__Short exercise__. Transcribe each line of the material as it is, and drop any picture.

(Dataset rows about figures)
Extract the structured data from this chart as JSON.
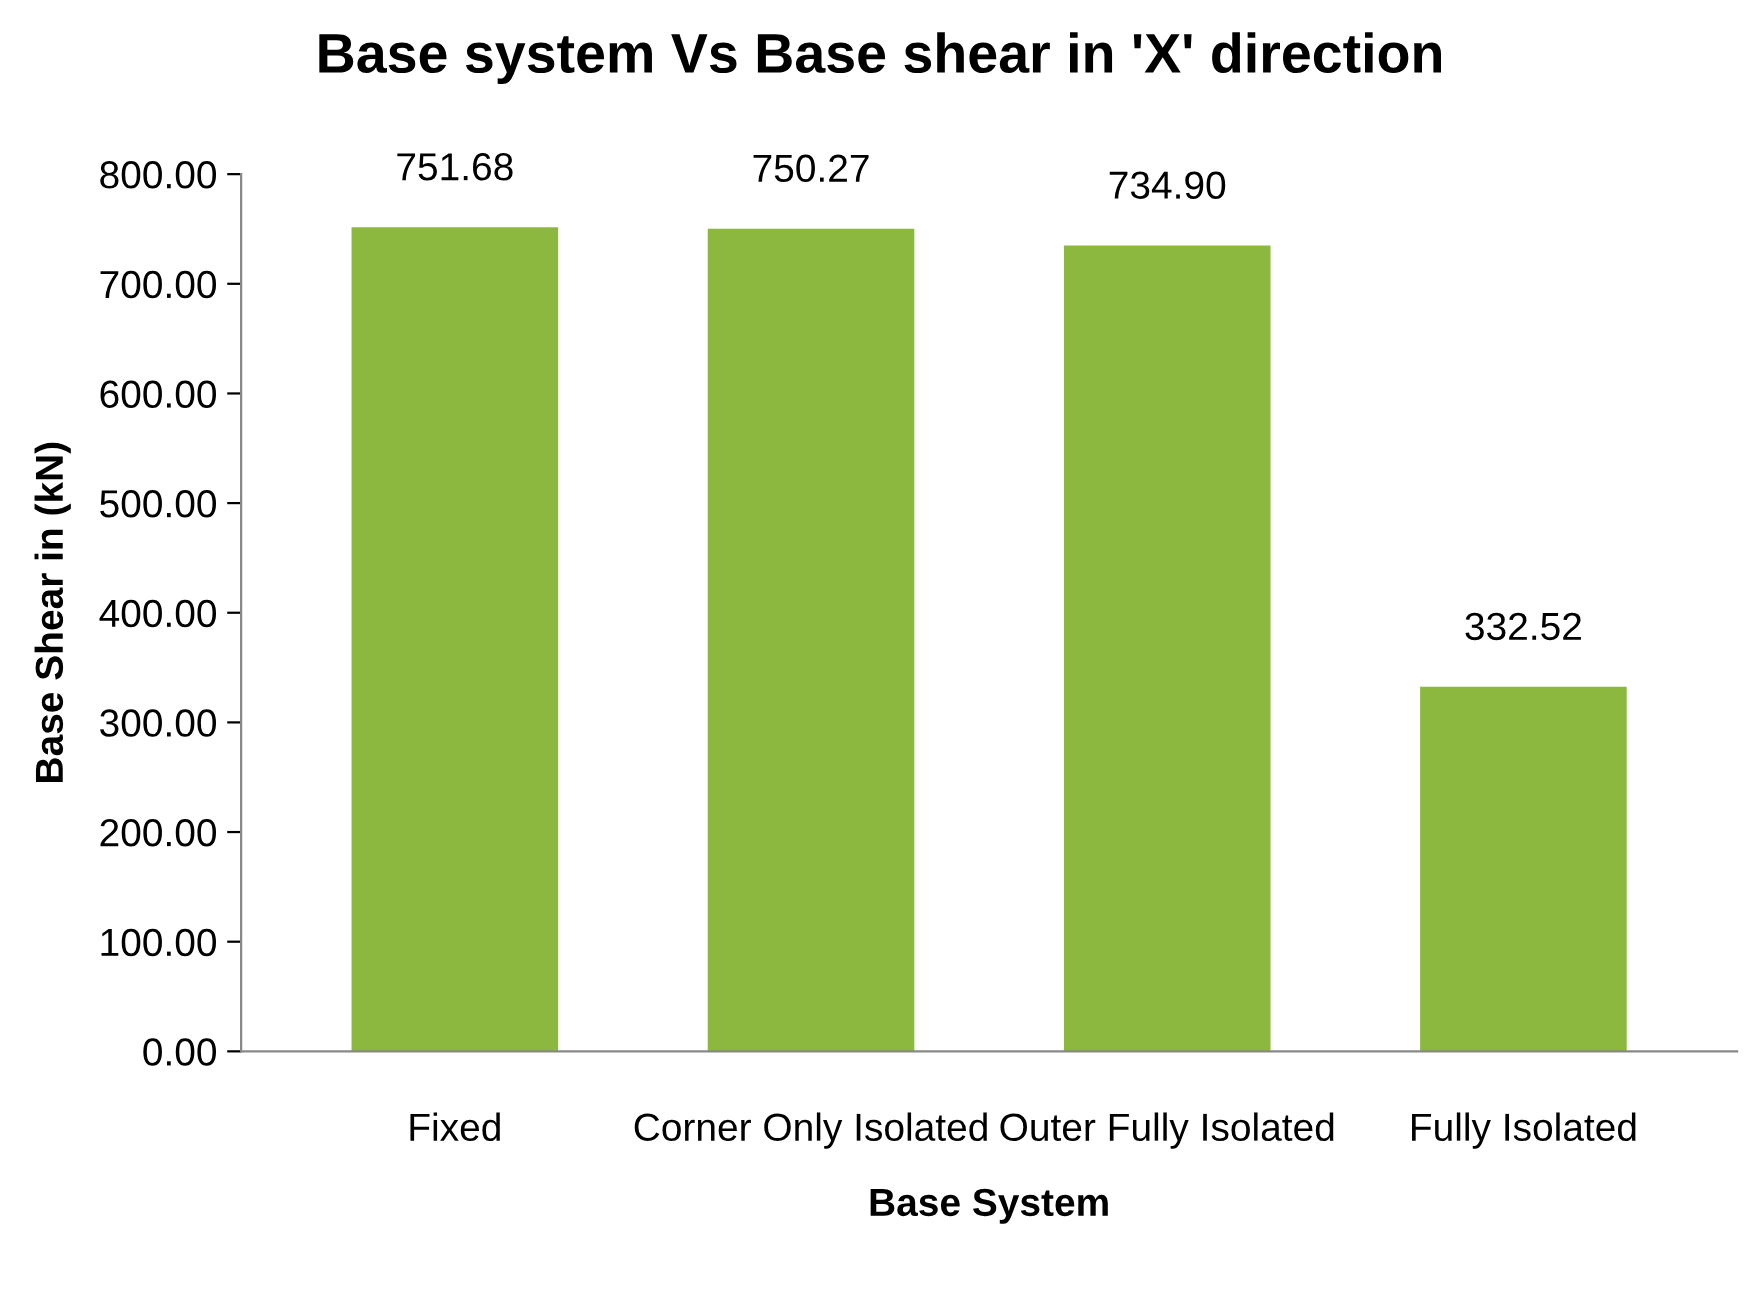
{
  "chart_data": {
    "type": "bar",
    "title": "Base system Vs Base shear in 'X' direction",
    "xlabel": "Base System",
    "ylabel": "Base Shear in (kN)",
    "categories": [
      "Fixed",
      "Corner Only Isolated",
      "Outer Fully Isolated",
      "Fully Isolated"
    ],
    "values": [
      751.68,
      750.27,
      734.9,
      332.52
    ],
    "value_labels": [
      "751.68",
      "750.27",
      "734.90",
      "332.52"
    ],
    "color": "#8db83f",
    "ylim": [
      0,
      800
    ],
    "yticks": [
      {
        "value": 0,
        "label": "0.00"
      },
      {
        "value": 100,
        "label": "100.00"
      },
      {
        "value": 200,
        "label": "200.00"
      },
      {
        "value": 300,
        "label": "300.00"
      },
      {
        "value": 400,
        "label": "400.00"
      },
      {
        "value": 500,
        "label": "500.00"
      },
      {
        "value": 600,
        "label": "600.00"
      },
      {
        "value": 700,
        "label": "700.00"
      },
      {
        "value": 800,
        "label": "800.00"
      }
    ],
    "grid": false,
    "legend": false
  }
}
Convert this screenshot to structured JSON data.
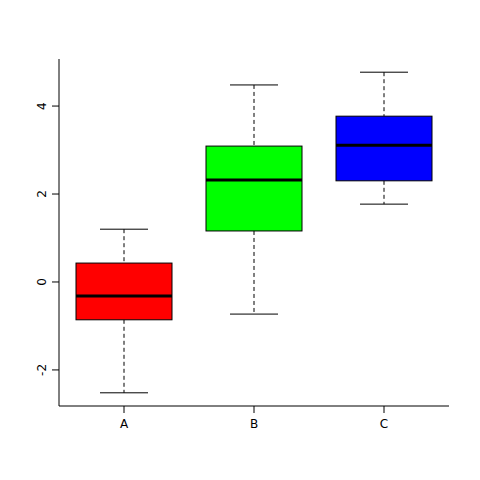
{
  "chart_data": {
    "type": "box",
    "categories": [
      "A",
      "B",
      "C"
    ],
    "values": [
      {
        "min": -2.52,
        "q1": -0.86,
        "median": -0.32,
        "q3": 0.43,
        "max": 1.2
      },
      {
        "min": -0.73,
        "q1": 1.16,
        "median": 2.32,
        "q3": 3.09,
        "max": 4.48
      },
      {
        "min": 1.77,
        "q1": 2.3,
        "median": 3.11,
        "q3": 3.77,
        "max": 4.77
      }
    ],
    "colors": [
      "#ff0000",
      "#00ff00",
      "#0000ff"
    ],
    "ylim": [
      -2.82,
      5.07
    ],
    "yticks": [
      -2,
      0,
      2,
      4
    ]
  }
}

__Task output__.
Extract the structured data from this chart as JSON.
{
  "chart_data": {
    "type": "bar",
    "title": "Base system Vs Base shear in 'X' direction",
    "xlabel": "Base System",
    "ylabel": "Base Shear in (kN)",
    "categories": [
      "Fixed",
      "Corner Only Isolated",
      "Outer Fully Isolated",
      "Fully Isolated"
    ],
    "values": [
      751.68,
      750.27,
      734.9,
      332.52
    ],
    "value_labels": [
      "751.68",
      "750.27",
      "734.90",
      "332.52"
    ],
    "color": "#8db83f",
    "ylim": [
      0,
      800
    ],
    "yticks": [
      {
        "value": 0,
        "label": "0.00"
      },
      {
        "value": 100,
        "label": "100.00"
      },
      {
        "value": 200,
        "label": "200.00"
      },
      {
        "value": 300,
        "label": "300.00"
      },
      {
        "value": 400,
        "label": "400.00"
      },
      {
        "value": 500,
        "label": "500.00"
      },
      {
        "value": 600,
        "label": "600.00"
      },
      {
        "value": 700,
        "label": "700.00"
      },
      {
        "value": 800,
        "label": "800.00"
      }
    ],
    "grid": false,
    "legend": false
  }
}
Convert this screenshot to structured JSON data.
{
  "chart_data": {
    "type": "box",
    "categories": [
      "A",
      "B",
      "C"
    ],
    "values": [
      {
        "min": -2.52,
        "q1": -0.86,
        "median": -0.32,
        "q3": 0.43,
        "max": 1.2
      },
      {
        "min": -0.73,
        "q1": 1.16,
        "median": 2.32,
        "q3": 3.09,
        "max": 4.48
      },
      {
        "min": 1.77,
        "q1": 2.3,
        "median": 3.11,
        "q3": 3.77,
        "max": 4.77
      }
    ],
    "colors": [
      "#ff0000",
      "#00ff00",
      "#0000ff"
    ],
    "ylim": [
      -2.82,
      5.07
    ],
    "yticks": [
      -2,
      0,
      2,
      4
    ]
  }
}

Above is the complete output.